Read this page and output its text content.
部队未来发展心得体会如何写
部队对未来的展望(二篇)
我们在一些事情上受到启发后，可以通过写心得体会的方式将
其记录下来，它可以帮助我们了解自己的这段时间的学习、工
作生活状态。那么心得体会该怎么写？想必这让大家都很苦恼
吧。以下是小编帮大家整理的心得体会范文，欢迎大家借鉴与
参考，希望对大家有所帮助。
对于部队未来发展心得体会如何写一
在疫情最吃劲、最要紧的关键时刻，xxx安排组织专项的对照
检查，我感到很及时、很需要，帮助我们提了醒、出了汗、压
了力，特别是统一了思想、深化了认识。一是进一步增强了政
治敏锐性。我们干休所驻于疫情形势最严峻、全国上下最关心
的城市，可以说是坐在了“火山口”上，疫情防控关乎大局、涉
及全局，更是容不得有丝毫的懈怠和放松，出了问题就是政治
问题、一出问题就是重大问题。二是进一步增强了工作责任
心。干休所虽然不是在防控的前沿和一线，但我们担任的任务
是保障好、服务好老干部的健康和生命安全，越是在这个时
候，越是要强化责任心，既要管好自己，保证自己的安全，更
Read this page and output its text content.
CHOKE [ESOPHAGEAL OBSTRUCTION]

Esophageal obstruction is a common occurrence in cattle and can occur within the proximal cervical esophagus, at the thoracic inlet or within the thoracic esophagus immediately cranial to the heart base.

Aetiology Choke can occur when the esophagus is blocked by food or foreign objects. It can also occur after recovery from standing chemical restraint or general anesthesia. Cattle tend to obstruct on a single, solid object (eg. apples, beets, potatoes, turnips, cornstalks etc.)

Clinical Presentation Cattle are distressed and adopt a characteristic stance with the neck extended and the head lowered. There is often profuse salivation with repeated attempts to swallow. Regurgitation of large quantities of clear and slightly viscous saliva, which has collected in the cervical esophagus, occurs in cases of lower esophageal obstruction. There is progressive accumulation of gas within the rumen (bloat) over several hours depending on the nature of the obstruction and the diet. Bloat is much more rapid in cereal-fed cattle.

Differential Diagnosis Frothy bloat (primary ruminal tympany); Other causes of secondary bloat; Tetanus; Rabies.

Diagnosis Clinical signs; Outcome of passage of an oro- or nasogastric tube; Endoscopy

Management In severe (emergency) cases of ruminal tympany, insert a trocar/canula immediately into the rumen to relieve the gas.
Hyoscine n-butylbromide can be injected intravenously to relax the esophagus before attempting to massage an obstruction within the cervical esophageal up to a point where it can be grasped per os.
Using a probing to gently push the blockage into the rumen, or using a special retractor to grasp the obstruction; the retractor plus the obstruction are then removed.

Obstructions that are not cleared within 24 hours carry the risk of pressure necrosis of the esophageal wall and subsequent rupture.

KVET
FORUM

════════

§ **Exercise goal**:
Extract from the data every line where "cases" shows up.

§ **Response below**:
Clinical Presentation Cattle are distressed and adopt a characteristic stance with the neck extended and the head lowered. There is often profuse salivation with repeated attempts to swallow. Regurgitation of large quantities of clear and slightly viscous saliva, which has collected in the cervical esophagus, occurs in cases of lower esophageal obstruction. There is progressive accumulation of gas within the rumen (bloat) over several hours depending on the nature of the obstruction and the diet. Bloat is much more rapid in cereal-fed cattle.
Management In severe (emergency) cases of ruminal tympany, insert a trocar/canula immediately into the rumen to relieve the gas.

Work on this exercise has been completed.